*What you should do:*
Please carry on the mailing-list exchange about checking group membership with PAM and nss, picking up right after its final line.

*Page excerpt:*
On Mon, 2007-06-11 at 09:59 +0200, Brian Schau wrote:
> > You should use the (g)libc functions to determine group membership. You don't 
> > have to know if the user database is in sql, ldap, db, etc.
> 
> Ok, so if I understand you correctly I can use PAM to authenticate the
> user (f.ex. in LDAP) and then use the libc functions to verify the group
> membership as if that information was present locally on the server?

That's it, nss is your friend. Check for getgrouplist(3), otherwise do
some nasty checks on getgrent + strcmp on gr_mem[] (that will just kill
performance so go for the first one).

> Now, that is cool!
> 
> Thanks for your answer - I'll come back if I have further questions :-)

*Excerpted records:*

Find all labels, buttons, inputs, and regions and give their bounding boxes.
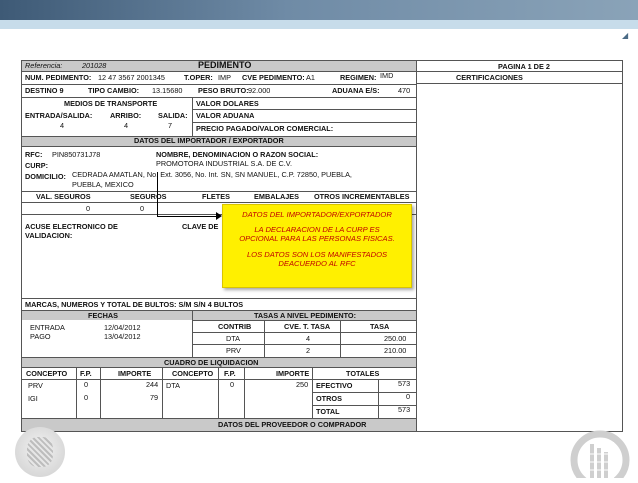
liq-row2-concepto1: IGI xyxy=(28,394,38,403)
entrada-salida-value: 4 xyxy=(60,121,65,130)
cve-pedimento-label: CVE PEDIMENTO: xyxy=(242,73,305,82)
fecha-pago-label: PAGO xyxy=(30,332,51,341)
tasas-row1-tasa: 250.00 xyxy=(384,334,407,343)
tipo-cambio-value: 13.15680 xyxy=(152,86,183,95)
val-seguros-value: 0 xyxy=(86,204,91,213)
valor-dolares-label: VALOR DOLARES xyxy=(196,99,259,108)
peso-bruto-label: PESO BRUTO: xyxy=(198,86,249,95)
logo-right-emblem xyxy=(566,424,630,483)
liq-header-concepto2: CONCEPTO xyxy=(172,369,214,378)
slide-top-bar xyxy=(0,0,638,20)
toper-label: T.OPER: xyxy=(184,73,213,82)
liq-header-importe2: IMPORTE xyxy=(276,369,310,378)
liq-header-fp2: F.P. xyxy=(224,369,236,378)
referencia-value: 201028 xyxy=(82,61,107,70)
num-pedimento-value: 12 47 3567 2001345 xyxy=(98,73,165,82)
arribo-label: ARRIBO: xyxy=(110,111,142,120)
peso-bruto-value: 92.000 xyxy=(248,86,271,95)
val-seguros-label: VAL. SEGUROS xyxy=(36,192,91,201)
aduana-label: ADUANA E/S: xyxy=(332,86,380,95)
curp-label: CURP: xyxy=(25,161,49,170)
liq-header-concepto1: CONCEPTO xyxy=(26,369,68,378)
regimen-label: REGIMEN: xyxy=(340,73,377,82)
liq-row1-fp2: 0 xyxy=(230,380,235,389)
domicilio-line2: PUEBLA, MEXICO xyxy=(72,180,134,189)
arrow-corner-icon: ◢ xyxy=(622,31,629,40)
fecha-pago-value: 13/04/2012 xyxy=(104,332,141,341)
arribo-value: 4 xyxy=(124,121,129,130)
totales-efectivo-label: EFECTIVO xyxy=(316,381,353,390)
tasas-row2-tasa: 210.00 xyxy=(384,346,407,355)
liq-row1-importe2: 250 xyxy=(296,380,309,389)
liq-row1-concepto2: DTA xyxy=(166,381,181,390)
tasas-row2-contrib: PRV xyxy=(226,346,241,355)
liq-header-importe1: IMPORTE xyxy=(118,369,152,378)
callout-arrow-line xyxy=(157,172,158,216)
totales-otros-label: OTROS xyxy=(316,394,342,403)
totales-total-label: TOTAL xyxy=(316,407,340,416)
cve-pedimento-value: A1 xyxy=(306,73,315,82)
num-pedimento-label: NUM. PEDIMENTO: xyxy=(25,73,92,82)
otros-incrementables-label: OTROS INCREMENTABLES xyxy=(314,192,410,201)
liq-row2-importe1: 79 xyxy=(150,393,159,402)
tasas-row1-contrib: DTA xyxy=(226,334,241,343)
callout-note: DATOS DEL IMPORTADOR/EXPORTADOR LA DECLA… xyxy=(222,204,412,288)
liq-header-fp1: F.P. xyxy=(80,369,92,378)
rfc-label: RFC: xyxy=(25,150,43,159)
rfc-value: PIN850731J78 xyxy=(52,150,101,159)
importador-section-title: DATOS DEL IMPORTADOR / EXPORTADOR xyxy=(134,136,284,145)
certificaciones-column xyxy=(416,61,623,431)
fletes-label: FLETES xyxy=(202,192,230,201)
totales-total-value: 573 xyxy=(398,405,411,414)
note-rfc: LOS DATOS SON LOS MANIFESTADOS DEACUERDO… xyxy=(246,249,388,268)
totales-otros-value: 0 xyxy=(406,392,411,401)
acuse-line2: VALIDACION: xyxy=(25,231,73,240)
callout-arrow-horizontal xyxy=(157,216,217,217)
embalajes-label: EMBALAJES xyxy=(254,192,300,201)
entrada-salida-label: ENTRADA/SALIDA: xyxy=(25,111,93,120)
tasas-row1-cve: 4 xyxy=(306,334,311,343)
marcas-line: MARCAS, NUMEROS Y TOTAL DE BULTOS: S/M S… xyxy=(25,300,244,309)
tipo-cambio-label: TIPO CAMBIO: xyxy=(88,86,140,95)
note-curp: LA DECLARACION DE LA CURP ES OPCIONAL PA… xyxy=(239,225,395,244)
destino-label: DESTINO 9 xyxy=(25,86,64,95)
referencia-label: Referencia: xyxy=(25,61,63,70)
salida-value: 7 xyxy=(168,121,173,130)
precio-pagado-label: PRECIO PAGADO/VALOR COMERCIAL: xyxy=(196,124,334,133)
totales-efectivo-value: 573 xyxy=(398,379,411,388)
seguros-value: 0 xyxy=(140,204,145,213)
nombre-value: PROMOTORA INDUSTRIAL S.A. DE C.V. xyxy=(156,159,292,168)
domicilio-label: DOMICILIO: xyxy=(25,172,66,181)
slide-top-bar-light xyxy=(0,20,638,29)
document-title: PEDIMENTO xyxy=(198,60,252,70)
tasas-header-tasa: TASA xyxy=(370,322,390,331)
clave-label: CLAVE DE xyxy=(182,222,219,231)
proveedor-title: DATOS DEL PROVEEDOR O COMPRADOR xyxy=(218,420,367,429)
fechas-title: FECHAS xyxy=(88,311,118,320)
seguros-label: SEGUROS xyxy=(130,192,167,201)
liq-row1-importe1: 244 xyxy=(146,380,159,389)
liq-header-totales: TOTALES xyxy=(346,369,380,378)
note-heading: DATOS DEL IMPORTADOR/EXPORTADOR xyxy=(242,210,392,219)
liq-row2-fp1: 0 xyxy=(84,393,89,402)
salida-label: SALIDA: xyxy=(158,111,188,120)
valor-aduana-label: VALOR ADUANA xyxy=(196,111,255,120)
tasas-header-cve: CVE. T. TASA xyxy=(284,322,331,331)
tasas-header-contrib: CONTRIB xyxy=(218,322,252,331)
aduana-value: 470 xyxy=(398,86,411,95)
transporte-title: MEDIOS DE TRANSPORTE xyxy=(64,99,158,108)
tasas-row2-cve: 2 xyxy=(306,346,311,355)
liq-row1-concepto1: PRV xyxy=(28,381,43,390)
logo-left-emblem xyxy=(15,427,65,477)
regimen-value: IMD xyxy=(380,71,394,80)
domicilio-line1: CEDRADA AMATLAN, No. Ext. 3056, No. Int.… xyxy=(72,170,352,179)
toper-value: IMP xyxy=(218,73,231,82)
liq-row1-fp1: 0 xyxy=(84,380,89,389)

*Exercise answer:*
Basically, get the pam module to authenticate, you could even write one
that checks if the group is there on pam_acct_mgmt() and then do
whatever you want to do to restrict or allow access. But since what you
want to do is some sort of ACLs... your application should be doing
that, and for that, just use getgrouplist(). This, if of course you told
nss to read through other databases... ie: ldap? install nss_ldap and
add in nsswitch.conf the ldap entries.

Hope I'm not being confusing... :-)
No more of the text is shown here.